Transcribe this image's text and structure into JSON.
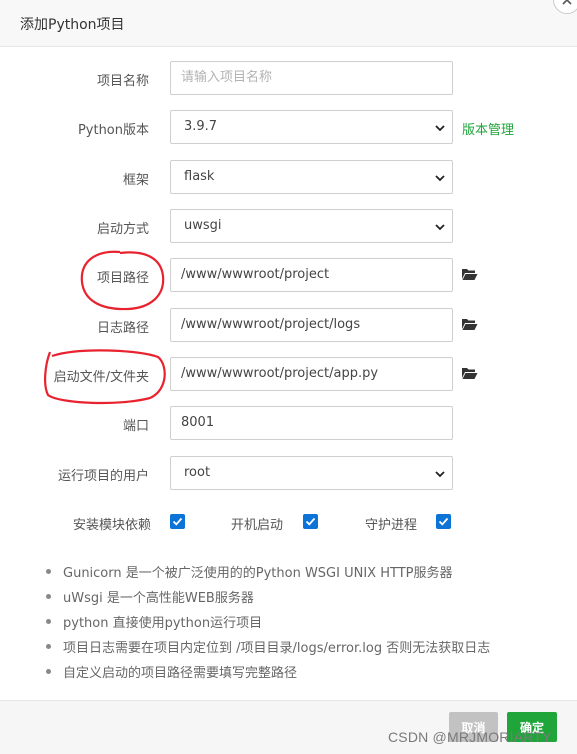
{
  "dialog": {
    "title": "添加Python项目"
  },
  "form": {
    "project_name": {
      "label": "项目名称",
      "placeholder": "请输入项目名称",
      "value": ""
    },
    "python_version": {
      "label": "Python版本",
      "value": "3.9.7",
      "manage_link": "版本管理"
    },
    "framework": {
      "label": "框架",
      "value": "flask"
    },
    "start_method": {
      "label": "启动方式",
      "value": "uwsgi"
    },
    "project_path": {
      "label": "项目路径",
      "value": "/www/wwwroot/project",
      "icon": "folder-open-icon"
    },
    "log_path": {
      "label": "日志路径",
      "value": "/www/wwwroot/project/logs",
      "icon": "folder-open-icon"
    },
    "startup_file": {
      "label": "启动文件/文件夹",
      "value": "/www/wwwroot/project/app.py",
      "icon": "folder-open-icon"
    },
    "port": {
      "label": "端口",
      "value": "8001"
    },
    "run_user": {
      "label": "运行项目的用户",
      "value": "root"
    }
  },
  "options": {
    "install_deps": {
      "label": "安装模块依赖",
      "checked": true
    },
    "autostart": {
      "label": "开机启动",
      "checked": true
    },
    "daemon": {
      "label": "守护进程",
      "checked": true
    }
  },
  "notes": [
    "Gunicorn 是一个被广泛使用的的Python WSGI UNIX HTTP服务器",
    "uWsgi 是一个高性能WEB服务器",
    "python 直接使用python运行项目",
    "项目日志需要在项目内定位到 /项目目录/logs/error.log 否则无法获取日志",
    "自定义启动的项目路径需要填写完整路径"
  ],
  "footer": {
    "cancel_label": "取消",
    "ok_label": "确定"
  },
  "watermark": "CSDN @MRJMORIARTY",
  "colors": {
    "accent_green": "#20a53a",
    "checkbox_blue": "#0b74d6",
    "annotation_red": "#e8232f"
  }
}
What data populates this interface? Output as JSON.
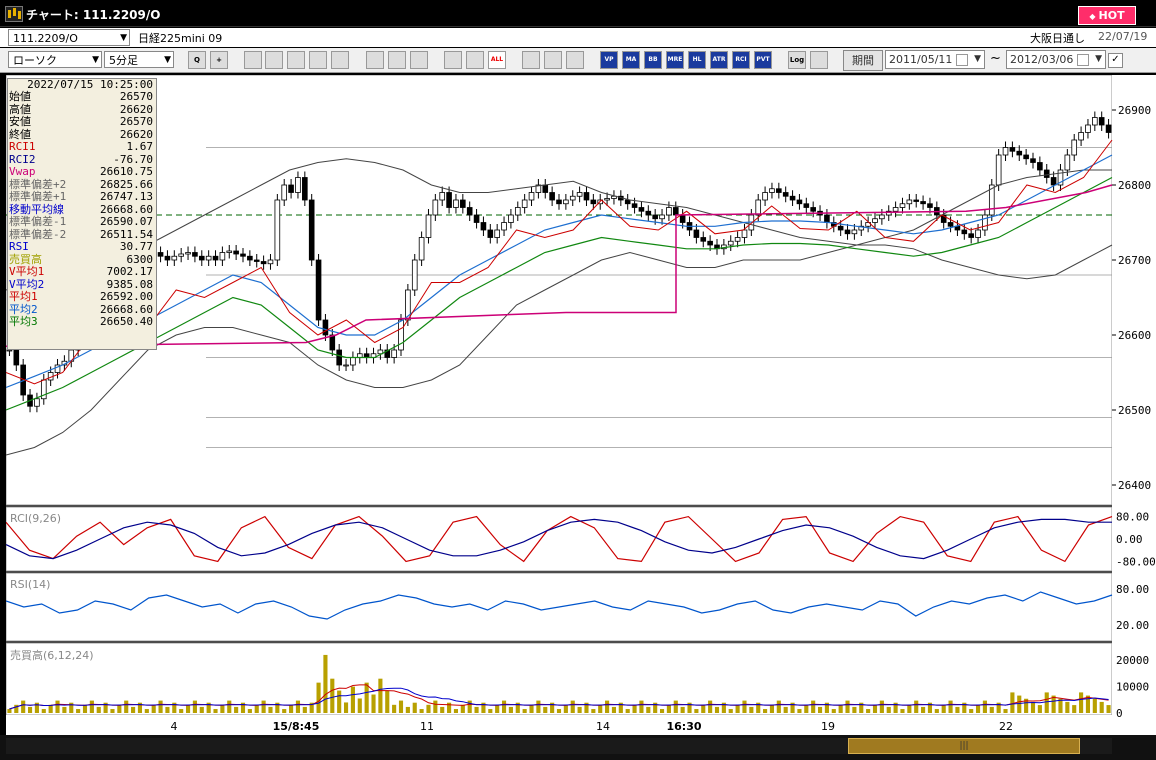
....................
Aim of the exercise: Take every line that includes the string "value" and copy it.

Task result:
      "value": ""
      "value": "3.9.7",
      "value": "flask"
      "value": "uwsgi"
      "value": "/www/wwwroot/project",
      "value": "/www/wwwroot/project/logs",
      "value": "/www/wwwroot/project/app.py",
      "value": "8001"
      "value": "root"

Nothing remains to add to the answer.